══ DATASET RECORDS
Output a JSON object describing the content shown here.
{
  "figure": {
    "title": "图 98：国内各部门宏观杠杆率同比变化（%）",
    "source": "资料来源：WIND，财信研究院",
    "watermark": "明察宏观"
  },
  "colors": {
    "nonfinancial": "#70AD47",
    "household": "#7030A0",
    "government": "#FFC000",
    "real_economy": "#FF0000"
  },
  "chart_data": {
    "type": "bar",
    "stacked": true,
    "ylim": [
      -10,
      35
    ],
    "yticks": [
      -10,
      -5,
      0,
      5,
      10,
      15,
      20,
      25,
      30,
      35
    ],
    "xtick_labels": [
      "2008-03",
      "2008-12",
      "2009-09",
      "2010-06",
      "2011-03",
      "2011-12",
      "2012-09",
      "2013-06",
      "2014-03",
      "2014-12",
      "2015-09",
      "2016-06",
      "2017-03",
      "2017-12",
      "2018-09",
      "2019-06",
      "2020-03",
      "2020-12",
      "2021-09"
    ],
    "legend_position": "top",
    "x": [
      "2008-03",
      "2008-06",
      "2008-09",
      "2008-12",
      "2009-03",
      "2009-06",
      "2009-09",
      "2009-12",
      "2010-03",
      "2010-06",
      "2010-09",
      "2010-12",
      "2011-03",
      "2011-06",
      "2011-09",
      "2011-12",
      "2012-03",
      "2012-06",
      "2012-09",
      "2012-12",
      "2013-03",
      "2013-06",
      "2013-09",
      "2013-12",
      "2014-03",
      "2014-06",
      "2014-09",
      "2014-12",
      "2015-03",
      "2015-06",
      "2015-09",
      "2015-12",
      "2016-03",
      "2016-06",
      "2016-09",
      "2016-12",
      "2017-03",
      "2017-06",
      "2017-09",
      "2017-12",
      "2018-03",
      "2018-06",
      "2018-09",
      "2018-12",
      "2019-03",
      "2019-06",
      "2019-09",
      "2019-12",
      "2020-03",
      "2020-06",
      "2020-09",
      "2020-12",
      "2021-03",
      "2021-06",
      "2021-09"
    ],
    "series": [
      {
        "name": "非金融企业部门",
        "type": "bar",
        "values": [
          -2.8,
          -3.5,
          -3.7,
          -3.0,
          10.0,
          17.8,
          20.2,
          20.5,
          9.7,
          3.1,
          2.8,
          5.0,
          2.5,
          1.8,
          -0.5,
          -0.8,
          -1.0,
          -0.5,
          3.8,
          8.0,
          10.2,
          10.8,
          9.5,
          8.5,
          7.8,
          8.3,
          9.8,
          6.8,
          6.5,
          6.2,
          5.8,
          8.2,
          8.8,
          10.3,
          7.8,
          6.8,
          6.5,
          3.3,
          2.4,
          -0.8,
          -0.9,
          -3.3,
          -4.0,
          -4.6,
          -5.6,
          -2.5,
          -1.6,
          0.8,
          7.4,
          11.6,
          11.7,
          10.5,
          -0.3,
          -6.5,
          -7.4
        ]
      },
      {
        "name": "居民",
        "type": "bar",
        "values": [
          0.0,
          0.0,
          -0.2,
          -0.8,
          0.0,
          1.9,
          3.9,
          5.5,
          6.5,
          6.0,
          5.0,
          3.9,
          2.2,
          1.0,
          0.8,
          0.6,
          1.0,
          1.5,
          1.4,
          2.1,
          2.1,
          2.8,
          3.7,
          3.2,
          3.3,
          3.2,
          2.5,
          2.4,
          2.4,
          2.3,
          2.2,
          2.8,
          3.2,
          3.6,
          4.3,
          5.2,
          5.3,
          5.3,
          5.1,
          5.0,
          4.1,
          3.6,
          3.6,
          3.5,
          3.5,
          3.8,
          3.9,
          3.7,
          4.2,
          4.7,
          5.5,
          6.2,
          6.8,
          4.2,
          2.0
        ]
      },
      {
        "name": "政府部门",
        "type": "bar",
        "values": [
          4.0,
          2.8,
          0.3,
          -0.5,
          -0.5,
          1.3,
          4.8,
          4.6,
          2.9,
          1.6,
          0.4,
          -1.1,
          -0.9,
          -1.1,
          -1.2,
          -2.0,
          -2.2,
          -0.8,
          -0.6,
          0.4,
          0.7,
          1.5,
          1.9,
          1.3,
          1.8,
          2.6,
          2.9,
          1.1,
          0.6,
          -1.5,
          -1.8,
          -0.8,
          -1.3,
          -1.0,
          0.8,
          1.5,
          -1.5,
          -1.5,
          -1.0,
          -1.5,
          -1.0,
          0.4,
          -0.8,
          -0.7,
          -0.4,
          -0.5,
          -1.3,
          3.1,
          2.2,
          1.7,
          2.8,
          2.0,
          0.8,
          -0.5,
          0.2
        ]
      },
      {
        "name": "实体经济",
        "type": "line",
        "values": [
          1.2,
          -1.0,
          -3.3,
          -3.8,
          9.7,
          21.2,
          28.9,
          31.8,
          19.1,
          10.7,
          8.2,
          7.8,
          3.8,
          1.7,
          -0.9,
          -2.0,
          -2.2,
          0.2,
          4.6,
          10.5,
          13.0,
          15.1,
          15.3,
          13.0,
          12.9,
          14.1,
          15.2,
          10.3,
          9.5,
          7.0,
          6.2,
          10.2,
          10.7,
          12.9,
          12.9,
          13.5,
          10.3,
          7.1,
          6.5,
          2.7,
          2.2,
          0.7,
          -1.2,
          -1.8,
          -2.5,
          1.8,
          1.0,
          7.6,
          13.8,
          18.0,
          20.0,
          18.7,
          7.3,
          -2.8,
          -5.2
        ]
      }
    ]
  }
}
════
══ DATASET RECORDS
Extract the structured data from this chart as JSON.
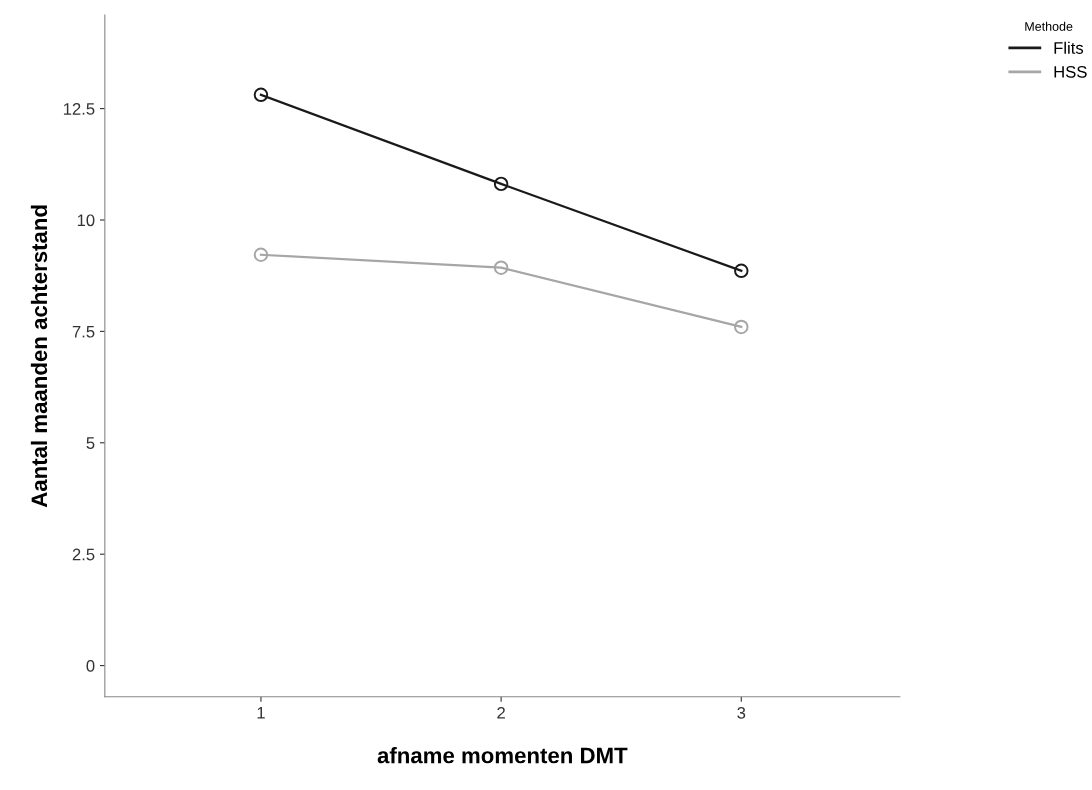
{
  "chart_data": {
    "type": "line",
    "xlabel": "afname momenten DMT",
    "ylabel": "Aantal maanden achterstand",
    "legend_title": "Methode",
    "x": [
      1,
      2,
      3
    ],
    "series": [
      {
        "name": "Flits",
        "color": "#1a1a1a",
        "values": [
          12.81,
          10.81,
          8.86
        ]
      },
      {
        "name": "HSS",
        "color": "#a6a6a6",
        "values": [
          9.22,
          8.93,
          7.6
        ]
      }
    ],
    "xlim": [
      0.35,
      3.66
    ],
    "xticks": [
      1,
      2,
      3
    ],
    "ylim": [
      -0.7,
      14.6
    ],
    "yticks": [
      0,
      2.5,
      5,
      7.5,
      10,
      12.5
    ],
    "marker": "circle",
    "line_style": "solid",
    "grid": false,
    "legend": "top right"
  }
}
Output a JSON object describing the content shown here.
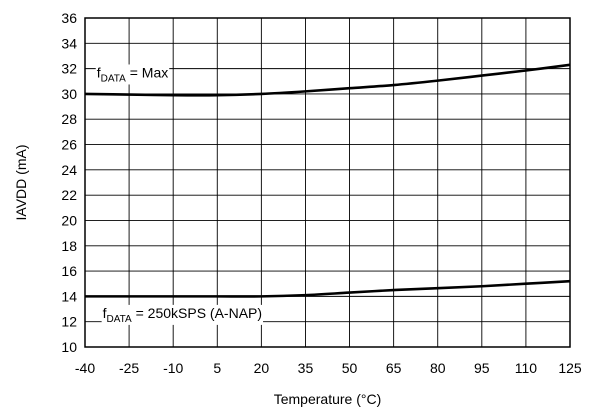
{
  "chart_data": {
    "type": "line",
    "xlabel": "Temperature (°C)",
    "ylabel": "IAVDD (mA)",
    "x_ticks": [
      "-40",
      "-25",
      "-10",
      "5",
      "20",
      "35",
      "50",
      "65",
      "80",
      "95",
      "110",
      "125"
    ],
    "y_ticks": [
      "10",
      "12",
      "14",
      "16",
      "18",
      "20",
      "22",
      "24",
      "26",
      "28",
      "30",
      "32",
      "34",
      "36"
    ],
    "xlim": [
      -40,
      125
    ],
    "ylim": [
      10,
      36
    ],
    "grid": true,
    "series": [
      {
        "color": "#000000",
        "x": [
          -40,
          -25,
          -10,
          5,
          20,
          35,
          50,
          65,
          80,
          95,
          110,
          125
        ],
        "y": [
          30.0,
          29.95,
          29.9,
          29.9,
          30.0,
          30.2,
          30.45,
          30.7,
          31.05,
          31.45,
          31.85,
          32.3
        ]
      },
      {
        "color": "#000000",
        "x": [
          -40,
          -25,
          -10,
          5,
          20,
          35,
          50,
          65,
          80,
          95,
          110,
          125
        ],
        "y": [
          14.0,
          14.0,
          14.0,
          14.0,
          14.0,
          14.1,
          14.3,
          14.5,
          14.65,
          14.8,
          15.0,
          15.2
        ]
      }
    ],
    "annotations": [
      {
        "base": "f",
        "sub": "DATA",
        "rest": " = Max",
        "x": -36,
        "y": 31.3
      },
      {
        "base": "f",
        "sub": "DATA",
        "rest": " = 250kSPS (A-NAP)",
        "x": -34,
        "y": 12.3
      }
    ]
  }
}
════
** THE TASK **
Each line above that holds the string "ylabel" should be copied and shown.

** RESULT OF THIS EXERCISE **
    "ylabel": "Aantal maanden achterstand",
    "ylabel": "IAVDD (mA)",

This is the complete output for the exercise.